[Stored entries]
----

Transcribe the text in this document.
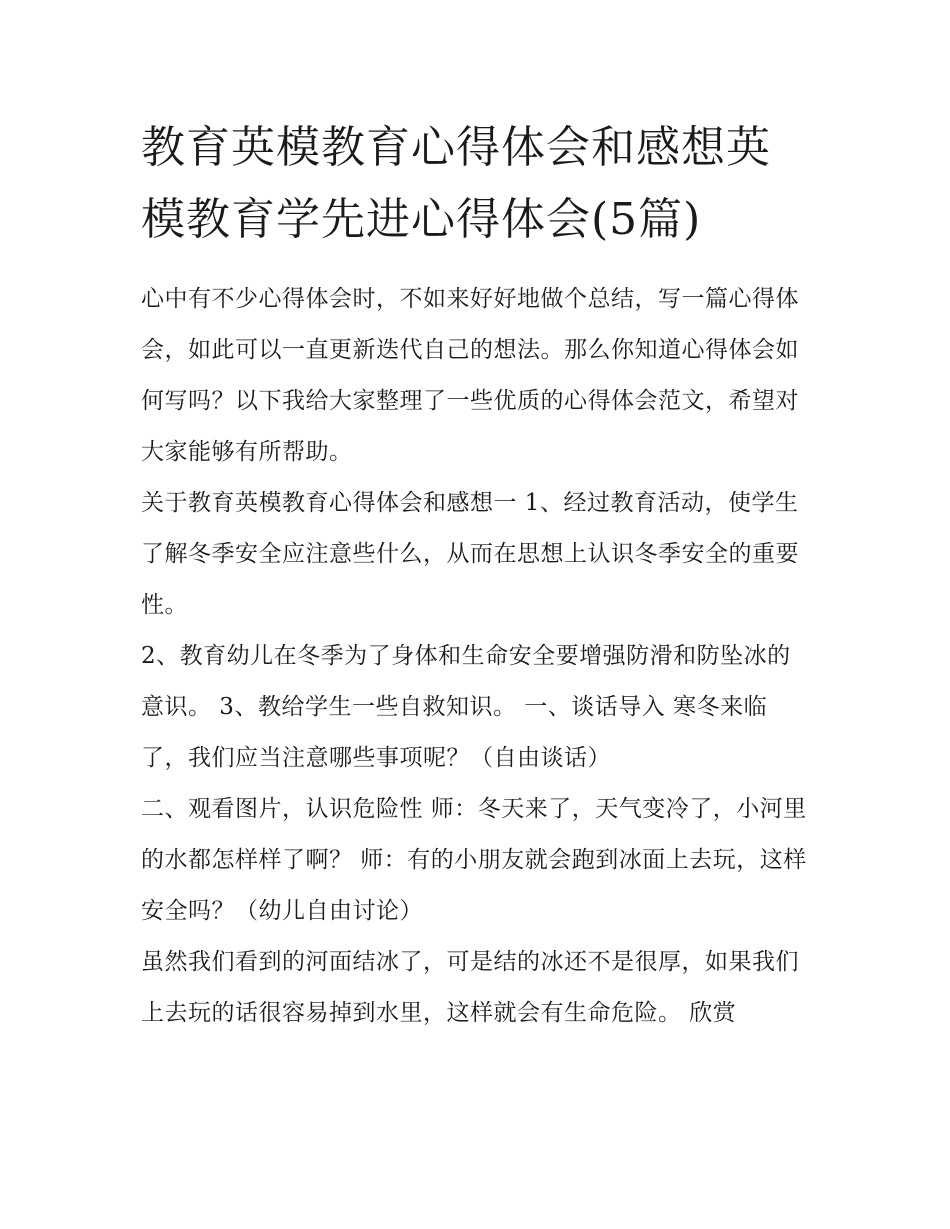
教育英模教育心得体会和感想英模教育学先进心得体会(5篇)

心中有不少心得体会时，不如来好好地做个总结，写一篇心得体会，如此可以一直更新迭代自己的想法。那么你知道心得体会如何写吗？以下我给大家整理了一些优质的心得体会范文，希望对大家能够有所帮助。

关于教育英模教育心得体会和感想一 1、经过教育活动，使学生了解冬季安全应注意些什么，从而在思想上认识冬季安全的重要性。

2、教育幼儿在冬季为了身体和生命安全要增强防滑和防坠冰的意识。 3、教给学生一些自救知识。 一、谈话导入 寒冬来临了，我们应当注意哪些事项呢？（自由谈话）

二、观看图片，认识危险性 师：冬天来了，天气变冷了，小河里的水都怎样样了啊？ 师：有的小朋友就会跑到冰面上去玩，这样安全吗？（幼儿自由讨论）

虽然我们看到的河面结冰了，可是结的冰还不是很厚，如果我们上去玩的话很容易掉到水里，这样就会有生命危险。 欣赏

----

Using the records above, retype everything exactly except the pictures.

Transcribe the text in this document.
教育英模教育心得体会和感想英模教育学先进心得体会(5篇)

心中有不少心得体会时，不如来好好地做个总结，写一篇心得体会，如此可以一直更新迭代自己的想法。那么你知道心得体会如何写吗？以下我给大家整理了一些优质的心得体会范文，希望对大家能够有所帮助。

关于教育英模教育心得体会和感想一 1、经过教育活动，使学生了解冬季安全应注意些什么，从而在思想上认识冬季安全的重要性。

2、教育幼儿在冬季为了身体和生命安全要增强防滑和防坠冰的意识。 3、教给学生一些自救知识。 一、谈话导入 寒冬来临了，我们应当注意哪些事项呢？（自由谈话）

二、观看图片，认识危险性 师：冬天来了，天气变冷了，小河里的水都怎样样了啊？ 师：有的小朋友就会跑到冰面上去玩，这样安全吗？（幼儿自由讨论）

虽然我们看到的河面结冰了，可是结的冰还不是很厚，如果我们上去玩的话很容易掉到水里，这样就会有生命危险。 欣赏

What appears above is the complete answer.